Written problem: Pull out every line from the listing that has the word "MEMS技術の応用例".

** start **

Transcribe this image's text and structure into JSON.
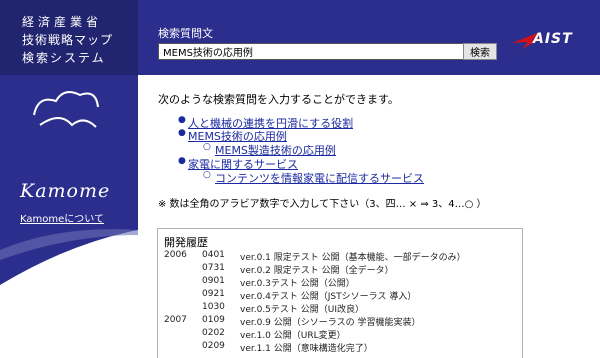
{
  "header": {
    "title_lines": [
      "経済産業省",
      "技術戦略マップ",
      "検索システム"
    ],
    "search_label": "検索質問文",
    "search_value": "MEMS技術の応用例",
    "search_button": "検索",
    "brand": "AIST"
  },
  "sidebar": {
    "logo_text": "Kamome",
    "about_link": "Kamomeについて"
  },
  "main": {
    "intro": "次のような検索質問を入力することができます。",
    "examples": [
      "人と機械の連携を円滑にする役割",
      "MEMS技術の応用例",
      "MEMS製造技術の応用例",
      "家電に関するサービス",
      "コンテンツを情報家電に配信するサービス"
    ],
    "note": "※ 数は全角のアラビア数字で入力して下さい（3、四… × ⇒ 3、4…○ ）"
  },
  "history": {
    "title": "開発履歴",
    "rows": [
      {
        "year": "2006",
        "date": "0401",
        "desc": "ver.0.1 限定テスト 公開（基本機能、一部データのみ）"
      },
      {
        "year": "",
        "date": "0731",
        "desc": "ver.0.2 限定テスト 公開（全データ）"
      },
      {
        "year": "",
        "date": "0901",
        "desc": "ver.0.3テスト 公開（公開）"
      },
      {
        "year": "",
        "date": "0921",
        "desc": "ver.0.4テスト 公開（JSTシソーラス 導入）"
      },
      {
        "year": "",
        "date": "1030",
        "desc": "ver.0.5テスト 公開（UI改良）"
      },
      {
        "year": "2007",
        "date": "0109",
        "desc": "ver.0.9 公開（シソーラスの 学習機能実装）"
      },
      {
        "year": "",
        "date": "0202",
        "desc": "ver.1.0 公開（URL変更）"
      },
      {
        "year": "",
        "date": "0209",
        "desc": "ver.1.1 公開（意味構造化完了）"
      }
    ]
  },
  "colors": {
    "header_bg": "#2b2e8c",
    "header_left_bg": "#21246f",
    "link": "#1b2aa0",
    "brand_red": "#d0101a"
  }
}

** end **

Solution:
    "search_value": "MEMS技術の応用例",
      "MEMS技術の応用例",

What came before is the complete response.